▶ [Problem requirements]:
Quote the entries below exactly, beginning with the line that contains "1364, 269, 1389]" and continuing through the line that contains "1252, 2100, 1319]".

▶ [Data supplied]:
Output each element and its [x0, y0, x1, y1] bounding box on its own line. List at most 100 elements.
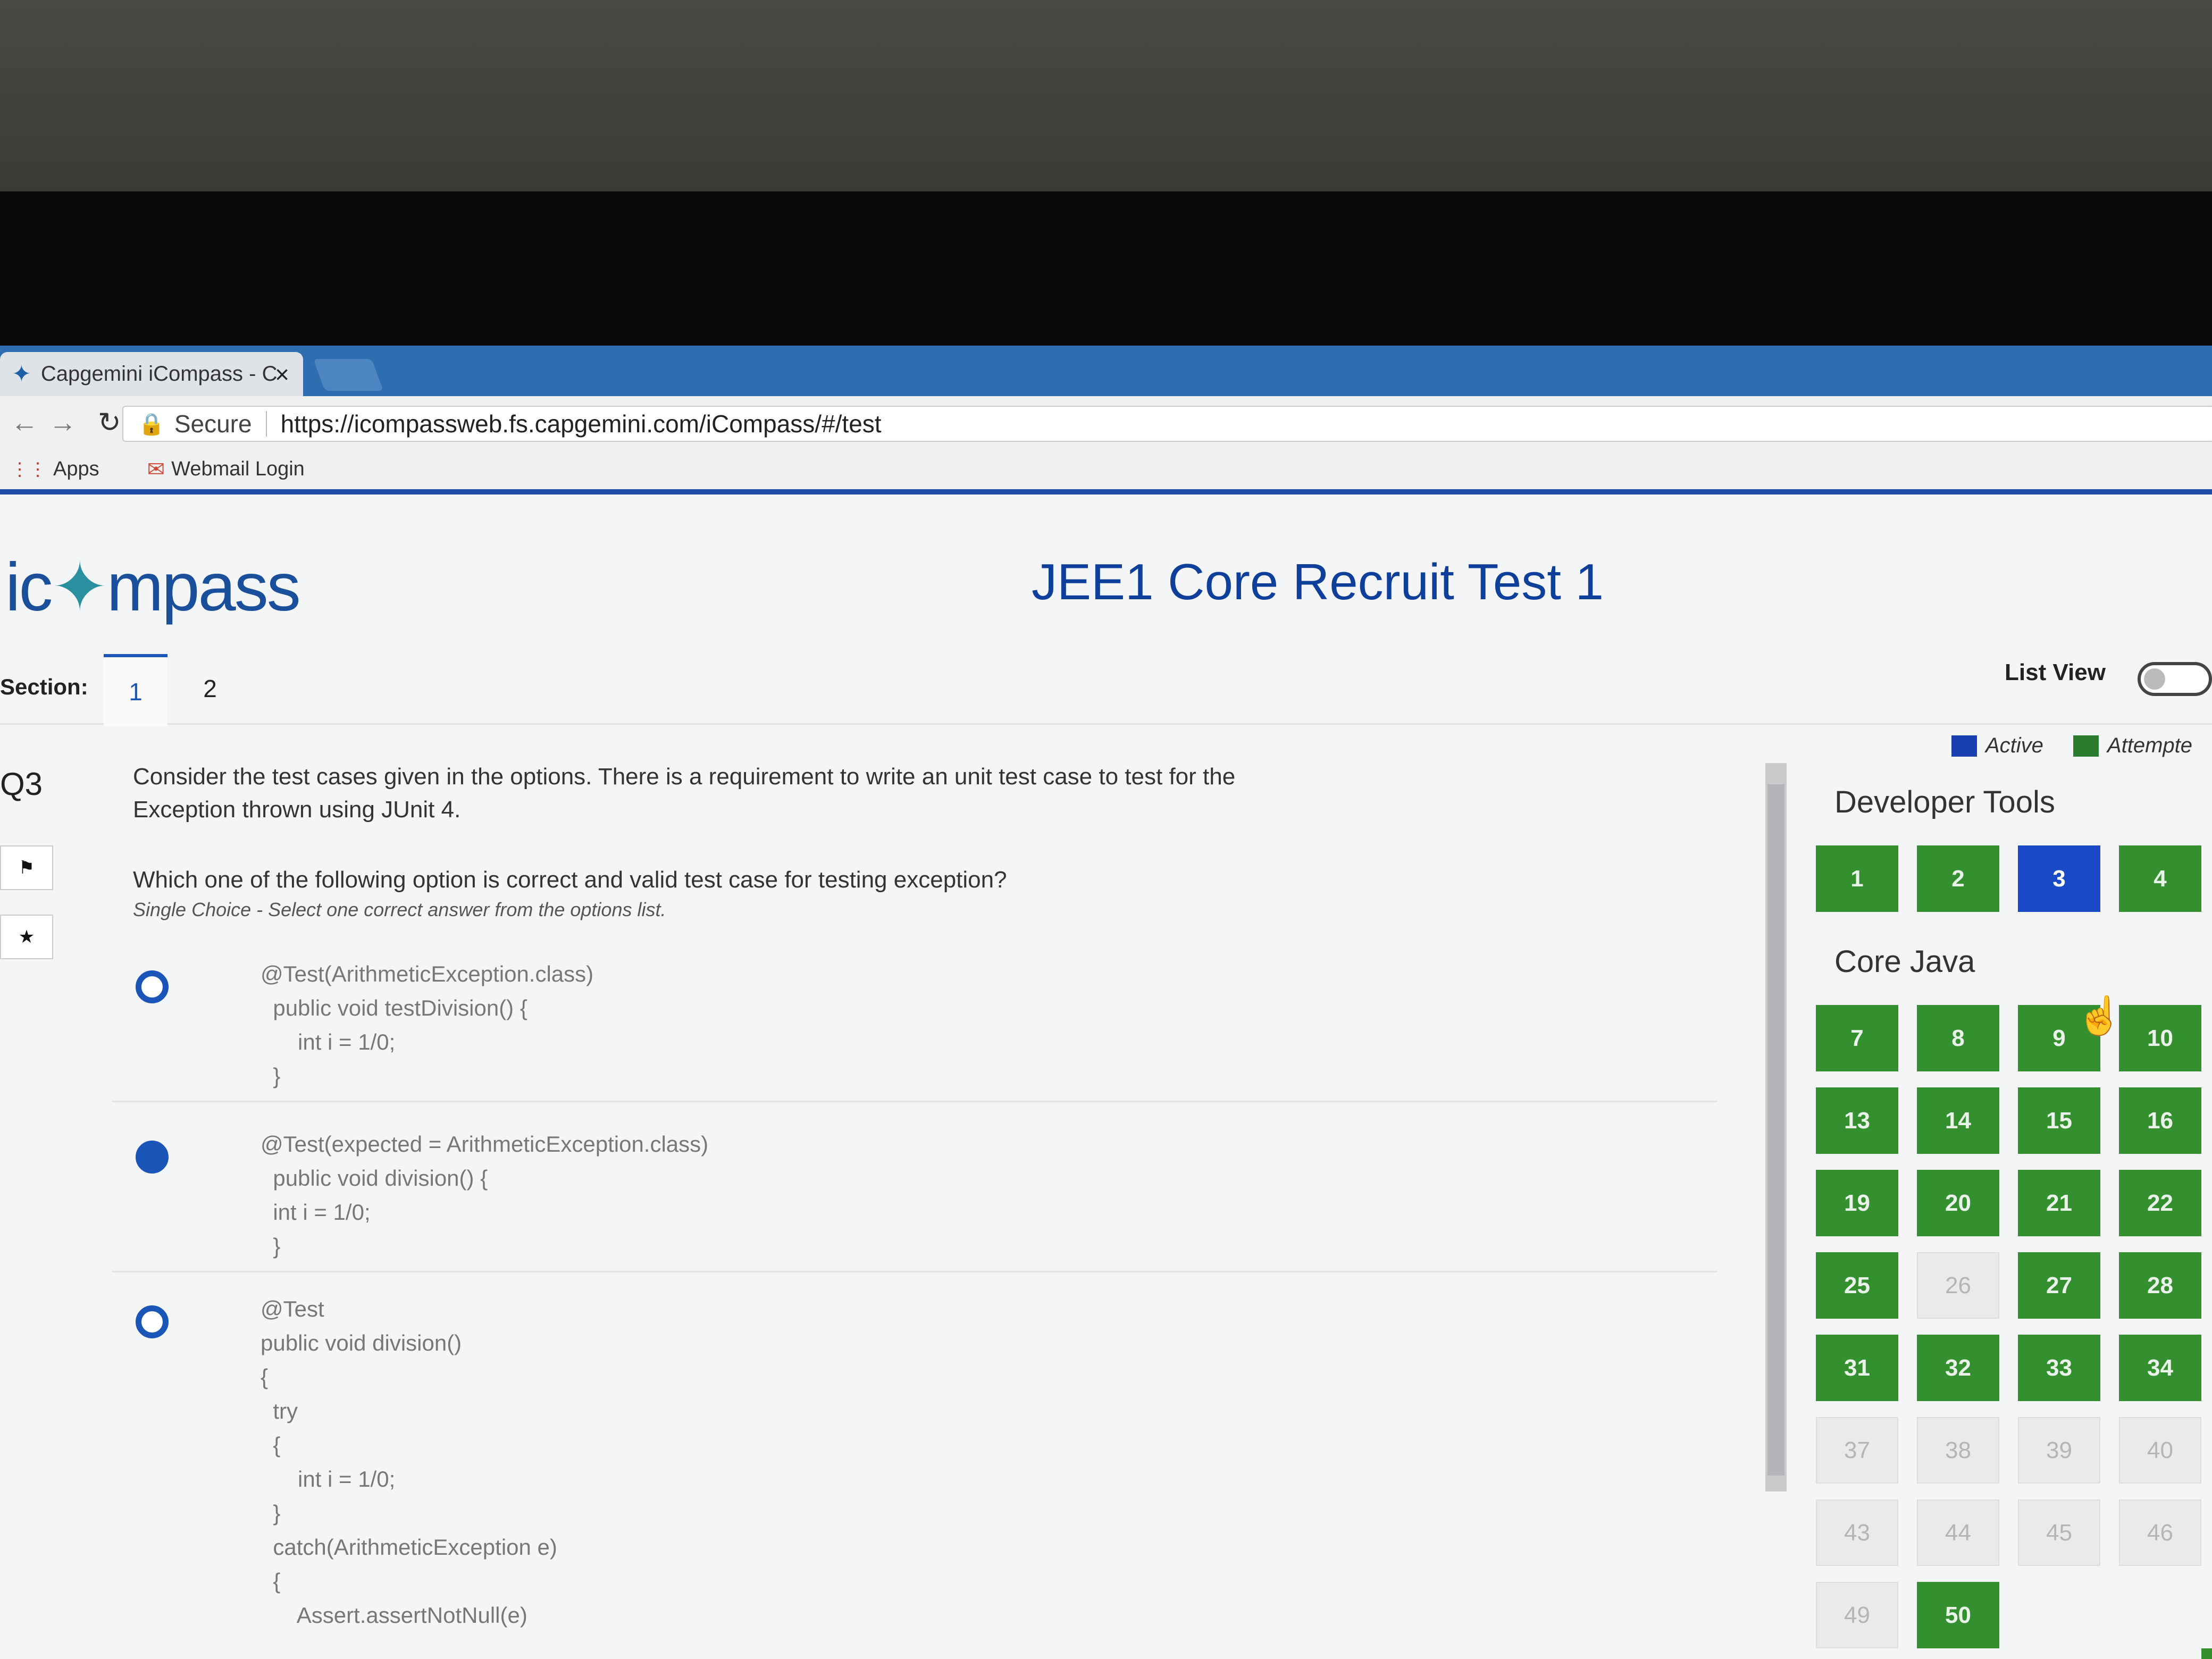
code-line: {	[261, 1364, 269, 1389]
palette-question-40[interactable]: 40	[2119, 1417, 2201, 1484]
palette-question-10[interactable]: 10	[2119, 1005, 2201, 1071]
code-line: @Test(expected = ArithmeticException.cla…	[261, 1132, 709, 1157]
list-view-toggle[interactable]	[2138, 662, 2212, 696]
palette-question-27[interactable]: 27	[2018, 1252, 2100, 1319]
code-line: }	[261, 1234, 281, 1259]
forward-icon[interactable]: →	[49, 407, 77, 439]
code-line: Assert.assertNotNull(e)	[261, 1603, 527, 1628]
palette-question-4[interactable]: 4	[2119, 845, 2201, 912]
reload-icon[interactable]: ↻	[98, 407, 121, 439]
code-line: public void division() {	[261, 1166, 488, 1191]
bookmark-label: Apps	[53, 458, 99, 480]
palette-question-15[interactable]: 15	[2018, 1087, 2100, 1154]
list-view-label: List View	[2005, 659, 2106, 685]
answer-option-1[interactable]: @Test(ArithmeticException.class) public …	[112, 957, 1717, 1102]
compass-star-icon: ✦	[51, 549, 108, 625]
status-legend: Active Attempte	[1951, 734, 2192, 758]
address-bar[interactable]: 🔒 Secure https://icompassweb.fs.capgemin…	[122, 406, 2212, 442]
palette-question-31[interactable]: 31	[1816, 1335, 1898, 1401]
section-tabs: Section: 1 2	[0, 654, 2212, 726]
star-icon: ★	[18, 927, 35, 947]
test-page: ic✦mpass JEE1 Core Recruit Test 1 Sectio…	[0, 495, 2212, 1659]
tab-title: Capgemini iCompass - C	[40, 362, 278, 386]
palette-question-14[interactable]: 14	[1917, 1087, 1999, 1154]
answer-option-3[interactable]: @Test public void division() { try { int i…	[112, 1292, 1717, 1659]
flag-button[interactable]: ⚑	[0, 845, 53, 890]
code-line: public void division()	[261, 1330, 462, 1355]
question-number: Q3	[0, 766, 43, 802]
code-line: }	[261, 1063, 281, 1088]
palette-question-28[interactable]: 28	[2119, 1252, 2201, 1319]
palette-question-43[interactable]: 43	[1816, 1499, 1898, 1566]
bookmarks-bar: ⋮⋮ Apps ✉ Webmail Login	[0, 449, 2212, 495]
palette-question-38[interactable]: 38	[1917, 1417, 1999, 1484]
palette-question-49[interactable]: 49	[1816, 1582, 1898, 1648]
new-tab-button[interactable]	[313, 359, 383, 391]
palette-edge-cell	[2201, 1648, 2212, 1659]
palette-question-26[interactable]: 26	[1917, 1252, 1999, 1319]
bookmark-question-button[interactable]: ★	[0, 915, 53, 959]
palette-question-8[interactable]: 8	[1917, 1005, 1999, 1071]
browser-toolbar: ← → ↻ 🔒 Secure https://icompassweb.fs.ca…	[0, 396, 2212, 449]
palette-question-7[interactable]: 7	[1816, 1005, 1898, 1071]
palette-question-39[interactable]: 39	[2018, 1417, 2100, 1484]
palette-question-16[interactable]: 16	[2119, 1087, 2201, 1154]
url-text[interactable]: https://icompassweb.fs.capgemini.com/iCo…	[281, 409, 882, 438]
section-label: Section:	[0, 674, 88, 699]
browser-tab[interactable]: ✦ Capgemini iCompass - C ×	[0, 352, 303, 396]
question-text: Consider the test cases given in the opt…	[133, 764, 1236, 823]
palette-question-21[interactable]: 21	[2018, 1170, 2100, 1236]
code-line: public void testDivision() {	[261, 995, 527, 1020]
palette-question-44[interactable]: 44	[1917, 1499, 1999, 1566]
palette-question-19[interactable]: 19	[1816, 1170, 1898, 1236]
toggle-knob	[2144, 668, 2165, 690]
question-prompt: Which one of the following option is cor…	[133, 867, 1007, 893]
palette-question-50[interactable]: 50	[1917, 1582, 1999, 1648]
page-title: JEE1 Core Recruit Test 1	[1032, 554, 1604, 610]
question-hint: Single Choice - Select one correct answe…	[133, 899, 666, 920]
code-line: int i = 1/0;	[261, 1467, 396, 1492]
code-line: {	[261, 1432, 281, 1457]
secure-label: Secure	[174, 410, 252, 438]
back-icon[interactable]: ←	[11, 407, 38, 439]
palette-question-13[interactable]: 13	[1816, 1087, 1898, 1154]
palette-question-34[interactable]: 34	[2119, 1335, 2201, 1401]
lock-icon: 🔒	[138, 412, 165, 436]
tab-section-2[interactable]: 2	[178, 654, 242, 723]
palette-question-20[interactable]: 20	[1917, 1170, 1999, 1236]
palette-scrollbar[interactable]	[1765, 763, 1787, 1492]
monitor-bezel	[0, 191, 2212, 346]
legend-active-label: Active	[1985, 734, 2043, 757]
palette-question-25[interactable]: 25	[1816, 1252, 1898, 1319]
code-line: catch(ArithmeticException e)	[261, 1535, 557, 1560]
option-radio[interactable]	[136, 1141, 169, 1174]
legend-swatch-attempted	[2073, 735, 2099, 757]
palette-question-1[interactable]: 1	[1816, 845, 1898, 912]
palette-question-37[interactable]: 37	[1816, 1417, 1898, 1484]
palette-question-46[interactable]: 46	[2119, 1499, 2201, 1566]
palette-question-33[interactable]: 33	[2018, 1335, 2100, 1401]
code-line: @Test(ArithmeticException.class)	[261, 961, 594, 986]
legend-attempted-label: Attempte	[2107, 734, 2193, 757]
webmail-icon: ✉	[147, 457, 165, 481]
code-line: int i = 1/0;	[261, 1029, 396, 1054]
palette-question-3[interactable]: 3	[2018, 845, 2100, 912]
logo-text-right: mpass	[106, 549, 301, 625]
palette-question-45[interactable]: 45	[2018, 1499, 2100, 1566]
background-wall	[0, 0, 2212, 191]
bookmark-apps[interactable]: ⋮⋮ Apps	[11, 458, 99, 481]
code-line: }	[261, 1501, 281, 1526]
answer-option-2[interactable]: @Test(expected = ArithmeticException.cla…	[112, 1127, 1717, 1272]
tab-section-1[interactable]: 1	[104, 654, 167, 726]
scrollbar-thumb[interactable]	[1767, 784, 1784, 1476]
bookmark-webmail[interactable]: ✉ Webmail Login	[110, 457, 305, 482]
flag-icon: ⚑	[18, 858, 35, 878]
option-radio[interactable]	[136, 1305, 169, 1338]
palette-question-32[interactable]: 32	[1917, 1335, 1999, 1401]
tab-strip: ✦ Capgemini iCompass - C ×	[0, 346, 2212, 396]
palette-group-title: Core Java	[1834, 944, 1975, 979]
palette-question-22[interactable]: 22	[2119, 1170, 2201, 1236]
option-radio[interactable]	[136, 970, 169, 1003]
close-icon[interactable]: ×	[275, 360, 289, 389]
palette-question-2[interactable]: 2	[1917, 845, 1999, 912]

▶ [Complete output]:
code-line: {	[261, 1364, 269, 1389]
palette-question-40[interactable]: 40	[2119, 1417, 2201, 1484]
palette-question-10[interactable]: 10	[2119, 1005, 2201, 1071]
code-line: @Test(expected = ArithmeticException.cla…	[261, 1132, 709, 1157]
list-view-toggle[interactable]	[2138, 662, 2212, 696]
palette-question-27[interactable]: 27	[2018, 1252, 2100, 1319]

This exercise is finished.